++++ Records to process
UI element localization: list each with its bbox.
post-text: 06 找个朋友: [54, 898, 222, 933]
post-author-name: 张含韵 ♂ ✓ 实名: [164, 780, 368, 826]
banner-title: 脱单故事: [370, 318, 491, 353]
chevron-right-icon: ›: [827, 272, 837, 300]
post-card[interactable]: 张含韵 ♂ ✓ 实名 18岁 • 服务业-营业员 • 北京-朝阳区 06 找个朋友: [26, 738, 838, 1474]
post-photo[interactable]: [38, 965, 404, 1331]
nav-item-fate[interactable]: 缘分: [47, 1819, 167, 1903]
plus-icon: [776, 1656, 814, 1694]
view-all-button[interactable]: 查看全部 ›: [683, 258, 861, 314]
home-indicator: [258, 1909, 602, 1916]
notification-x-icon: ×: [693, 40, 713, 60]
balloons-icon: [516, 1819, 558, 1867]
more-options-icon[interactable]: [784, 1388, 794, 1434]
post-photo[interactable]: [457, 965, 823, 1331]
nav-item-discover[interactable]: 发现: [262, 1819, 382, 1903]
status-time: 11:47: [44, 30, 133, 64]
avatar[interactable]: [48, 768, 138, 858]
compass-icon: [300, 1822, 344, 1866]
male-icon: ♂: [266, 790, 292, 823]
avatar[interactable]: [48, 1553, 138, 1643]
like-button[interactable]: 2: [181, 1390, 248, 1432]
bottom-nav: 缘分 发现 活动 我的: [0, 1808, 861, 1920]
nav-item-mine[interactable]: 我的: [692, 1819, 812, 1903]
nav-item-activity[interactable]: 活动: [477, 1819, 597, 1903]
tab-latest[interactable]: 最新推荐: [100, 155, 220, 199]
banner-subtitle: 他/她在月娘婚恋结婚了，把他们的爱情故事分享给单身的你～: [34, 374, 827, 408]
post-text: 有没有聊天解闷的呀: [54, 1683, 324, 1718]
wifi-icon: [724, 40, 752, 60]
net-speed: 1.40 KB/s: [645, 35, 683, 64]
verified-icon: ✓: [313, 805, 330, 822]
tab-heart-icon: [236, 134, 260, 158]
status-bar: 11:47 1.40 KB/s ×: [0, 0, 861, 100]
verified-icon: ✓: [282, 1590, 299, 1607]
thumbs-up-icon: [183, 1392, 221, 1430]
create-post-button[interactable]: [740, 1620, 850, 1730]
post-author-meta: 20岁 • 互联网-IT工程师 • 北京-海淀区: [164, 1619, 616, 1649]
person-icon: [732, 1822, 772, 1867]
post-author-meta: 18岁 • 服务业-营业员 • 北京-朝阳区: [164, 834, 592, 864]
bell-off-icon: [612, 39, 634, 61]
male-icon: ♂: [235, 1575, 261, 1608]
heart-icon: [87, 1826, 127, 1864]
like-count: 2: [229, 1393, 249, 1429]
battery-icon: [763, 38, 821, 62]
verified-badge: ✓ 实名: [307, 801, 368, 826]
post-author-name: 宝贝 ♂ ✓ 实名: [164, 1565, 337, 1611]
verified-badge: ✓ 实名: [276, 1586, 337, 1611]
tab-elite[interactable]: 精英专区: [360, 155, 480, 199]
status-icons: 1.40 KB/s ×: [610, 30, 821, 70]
++++++++
» **Stated goal**: Extract every line from the entries above that contains the string "status", copying each such line in full.

» **Expected answer**:
status-time: 11:47: [44, 30, 133, 64]
status-bar: 11:47 1.40 KB/s ×: [0, 0, 861, 100]
status-icons: 1.40 KB/s ×: [610, 30, 821, 70]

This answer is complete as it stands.